Task prompt:
Take each line that has the word "this" and return it.

Excerpted records:
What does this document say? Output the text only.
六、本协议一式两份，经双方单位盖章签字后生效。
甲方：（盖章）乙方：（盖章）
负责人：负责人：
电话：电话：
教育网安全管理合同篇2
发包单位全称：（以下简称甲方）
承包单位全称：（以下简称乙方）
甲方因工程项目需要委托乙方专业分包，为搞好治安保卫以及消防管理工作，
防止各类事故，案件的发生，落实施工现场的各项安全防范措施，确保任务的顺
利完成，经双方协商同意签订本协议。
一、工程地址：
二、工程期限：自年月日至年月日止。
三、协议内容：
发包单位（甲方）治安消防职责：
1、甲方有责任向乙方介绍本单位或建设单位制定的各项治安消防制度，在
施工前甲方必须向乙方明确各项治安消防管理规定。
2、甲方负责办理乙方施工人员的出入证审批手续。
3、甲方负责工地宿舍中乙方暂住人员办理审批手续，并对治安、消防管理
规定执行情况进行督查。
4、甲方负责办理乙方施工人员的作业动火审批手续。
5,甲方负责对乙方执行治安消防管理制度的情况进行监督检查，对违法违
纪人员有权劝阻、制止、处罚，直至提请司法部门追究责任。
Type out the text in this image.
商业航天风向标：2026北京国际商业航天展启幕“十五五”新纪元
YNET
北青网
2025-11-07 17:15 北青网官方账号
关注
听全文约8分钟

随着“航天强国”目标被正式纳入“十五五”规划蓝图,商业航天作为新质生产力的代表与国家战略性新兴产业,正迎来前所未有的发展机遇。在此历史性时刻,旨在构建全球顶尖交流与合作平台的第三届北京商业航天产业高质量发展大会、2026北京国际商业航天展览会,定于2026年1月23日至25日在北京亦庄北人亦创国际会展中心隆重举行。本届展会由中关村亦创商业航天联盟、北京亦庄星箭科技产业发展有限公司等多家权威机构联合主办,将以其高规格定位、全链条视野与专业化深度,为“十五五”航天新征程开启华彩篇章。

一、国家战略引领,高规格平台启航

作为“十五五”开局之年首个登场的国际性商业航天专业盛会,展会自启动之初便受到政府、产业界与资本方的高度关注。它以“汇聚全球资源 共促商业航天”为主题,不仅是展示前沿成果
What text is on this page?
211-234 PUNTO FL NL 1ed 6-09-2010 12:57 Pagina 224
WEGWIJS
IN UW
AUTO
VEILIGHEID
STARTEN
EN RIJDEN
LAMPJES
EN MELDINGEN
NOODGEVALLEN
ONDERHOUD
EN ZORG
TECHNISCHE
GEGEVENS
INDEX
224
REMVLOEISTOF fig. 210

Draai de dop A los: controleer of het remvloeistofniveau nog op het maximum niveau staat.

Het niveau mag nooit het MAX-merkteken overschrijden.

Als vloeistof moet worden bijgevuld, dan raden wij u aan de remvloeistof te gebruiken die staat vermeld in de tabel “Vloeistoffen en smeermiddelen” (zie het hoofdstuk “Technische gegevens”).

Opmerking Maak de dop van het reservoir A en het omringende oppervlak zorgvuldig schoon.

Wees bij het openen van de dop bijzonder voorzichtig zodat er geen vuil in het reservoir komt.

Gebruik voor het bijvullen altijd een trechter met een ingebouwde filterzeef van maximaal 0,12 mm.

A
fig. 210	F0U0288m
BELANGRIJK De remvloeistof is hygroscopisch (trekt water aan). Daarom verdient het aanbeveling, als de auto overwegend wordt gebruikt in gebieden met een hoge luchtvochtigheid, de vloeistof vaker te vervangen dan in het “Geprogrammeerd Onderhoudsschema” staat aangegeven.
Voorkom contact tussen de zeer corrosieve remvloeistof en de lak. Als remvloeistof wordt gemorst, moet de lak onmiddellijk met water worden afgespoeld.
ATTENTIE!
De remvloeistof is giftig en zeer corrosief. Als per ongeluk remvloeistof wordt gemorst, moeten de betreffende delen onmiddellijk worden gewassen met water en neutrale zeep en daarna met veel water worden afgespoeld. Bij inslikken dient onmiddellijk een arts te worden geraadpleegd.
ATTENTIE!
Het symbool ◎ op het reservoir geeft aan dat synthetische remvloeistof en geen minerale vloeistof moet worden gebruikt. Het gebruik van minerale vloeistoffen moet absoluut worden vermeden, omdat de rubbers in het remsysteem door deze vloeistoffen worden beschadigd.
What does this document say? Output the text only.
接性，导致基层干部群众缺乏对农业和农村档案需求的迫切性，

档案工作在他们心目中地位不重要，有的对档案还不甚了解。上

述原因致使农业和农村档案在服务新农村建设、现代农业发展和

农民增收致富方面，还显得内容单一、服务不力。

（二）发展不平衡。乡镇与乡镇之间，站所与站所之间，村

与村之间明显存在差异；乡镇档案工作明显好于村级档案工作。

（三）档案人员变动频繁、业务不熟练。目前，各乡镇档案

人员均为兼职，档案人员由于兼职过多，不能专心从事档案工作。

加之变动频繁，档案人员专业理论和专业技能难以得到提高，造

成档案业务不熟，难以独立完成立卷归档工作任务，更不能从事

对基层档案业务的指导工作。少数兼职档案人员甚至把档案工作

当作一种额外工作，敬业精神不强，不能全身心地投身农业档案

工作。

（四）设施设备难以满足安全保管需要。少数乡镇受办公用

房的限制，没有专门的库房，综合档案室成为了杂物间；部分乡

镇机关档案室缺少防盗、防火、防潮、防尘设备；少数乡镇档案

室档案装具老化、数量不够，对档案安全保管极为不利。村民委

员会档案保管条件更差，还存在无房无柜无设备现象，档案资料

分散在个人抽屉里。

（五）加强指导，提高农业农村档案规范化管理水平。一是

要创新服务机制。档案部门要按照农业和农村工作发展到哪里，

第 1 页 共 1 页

Answer:
What does this document say? Output the text only.
Type out the text in this image.
What text is on this page?
What does this document say? Output the text only.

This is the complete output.